Your task is to count the lines of the entries below that include the word "офсетная" and to give only the resulting number.

__________

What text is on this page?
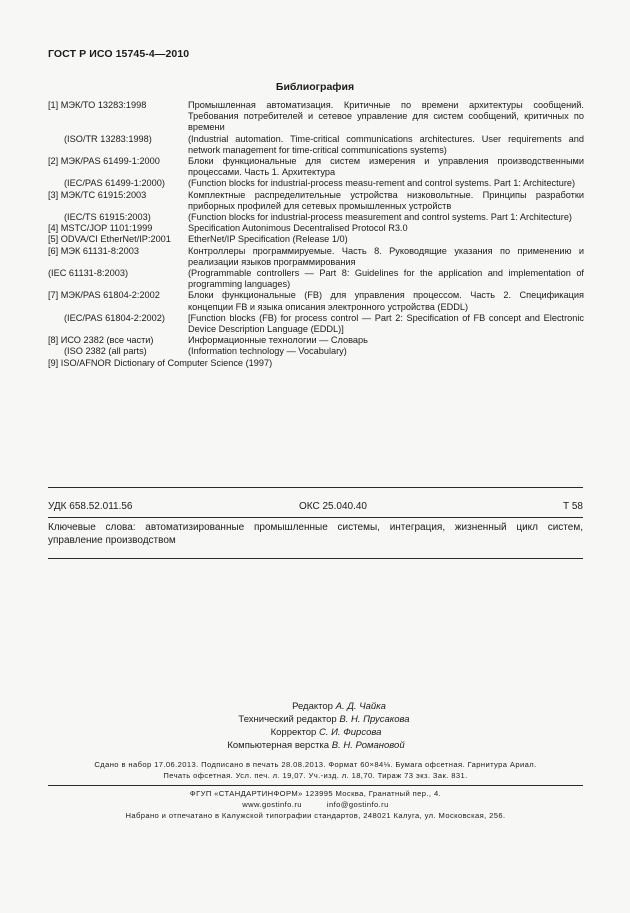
ГОСТ Р ИСО 15745-4—2010
Библиография
[1] МЭК/ТО 13283:1998	Промышленная автоматизация. Критичные по времени архитектуры сообщений. Требования потребителей и сетевое управление для систем сообщений, критичных по времени
(ISO/TR 13283:1998)	(Industrial automation. Time-critical communications architectures. User requirements and network management for time-critical communications systems)
[2] МЭК/PAS 61499-1:2000	Блоки функциональные для систем измерения и управления производственными процессами. Часть 1. Архитектура
(IEC/PAS 61499-1:2000)	(Function blocks for industrial-process measu-rement and control systems. Part 1: Architecture)
[3] МЭК/ТС 61915:2003	Комплектные распределительные устройства низковольтные. Принципы разработки приборных профилей для сетевых промышленных устройств
(IEC/TS 61915:2003)	(Function blocks for industrial-process measurement and control systems. Part 1: Architecture)
[4] MSTC/JOP 1101:1999	Specification Autonimous Decentralised Protocol R3.0
[5] ODVA/CI EtherNet/IP:2001	EtherNet/IP Specification (Release 1/0)
[6] МЭК 61131-8:2003	Контроллеры программируемые. Часть 8. Руководящие указания по применению и реализации языков программирования
(IEC 61131-8:2003)	(Programmable controllers — Part 8: Guidelines for the application and implementation of programming languages)
[7] МЭК/PAS 61804-2:2002	Блоки функциональные (FB) для управления процессом. Часть 2. Спецификация концепции FB и языка описания электронного устройства (EDDL)
(IEC/PAS 61804-2:2002)	[Function blocks (FB) for process control — Part 2: Specification of FB concept and Electronic Device Description Language (EDDL)]
[8] ИСО 2382 (все части)	Информационные технологии — Словарь
(ISO 2382 (all parts)	(Information technology — Vocabulary)
[9] ISO/AFNOR Dictionary of Computer Science (1997)
УДК 658.52.011.56	ОКС 25.040.40	Т 58
Ключевые слова: автоматизированные промышленные системы, интеграция, жизненный цикл систем, управление производством
Редактор А. Д. Чайка
Технический редактор В. Н. Прусакова
Корректор С. И. Фирсова
Компьютерная верстка В. Н. Романовой
Сдано в набор 17.06.2013. Подписано в печать 28.08.2013. Формат 60×84⅛. Бумага офсетная. Гарнитура Ариал.
Печать офсетная. Усл. печ. л. 19,07. Уч.-изд. л. 18,70. Тираж 73 экз. Зак. 831.
ФГУП «СТАНДАРТИНФОРМ» 123995 Москва, Гранатный пер., 4.
www.gostinfo.ru	info@gostinfo.ru
Набрано и отпечатано в Калужской типографии стандартов, 248021 Калуга, ул. Московская, 256.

__________

Exercise response:
2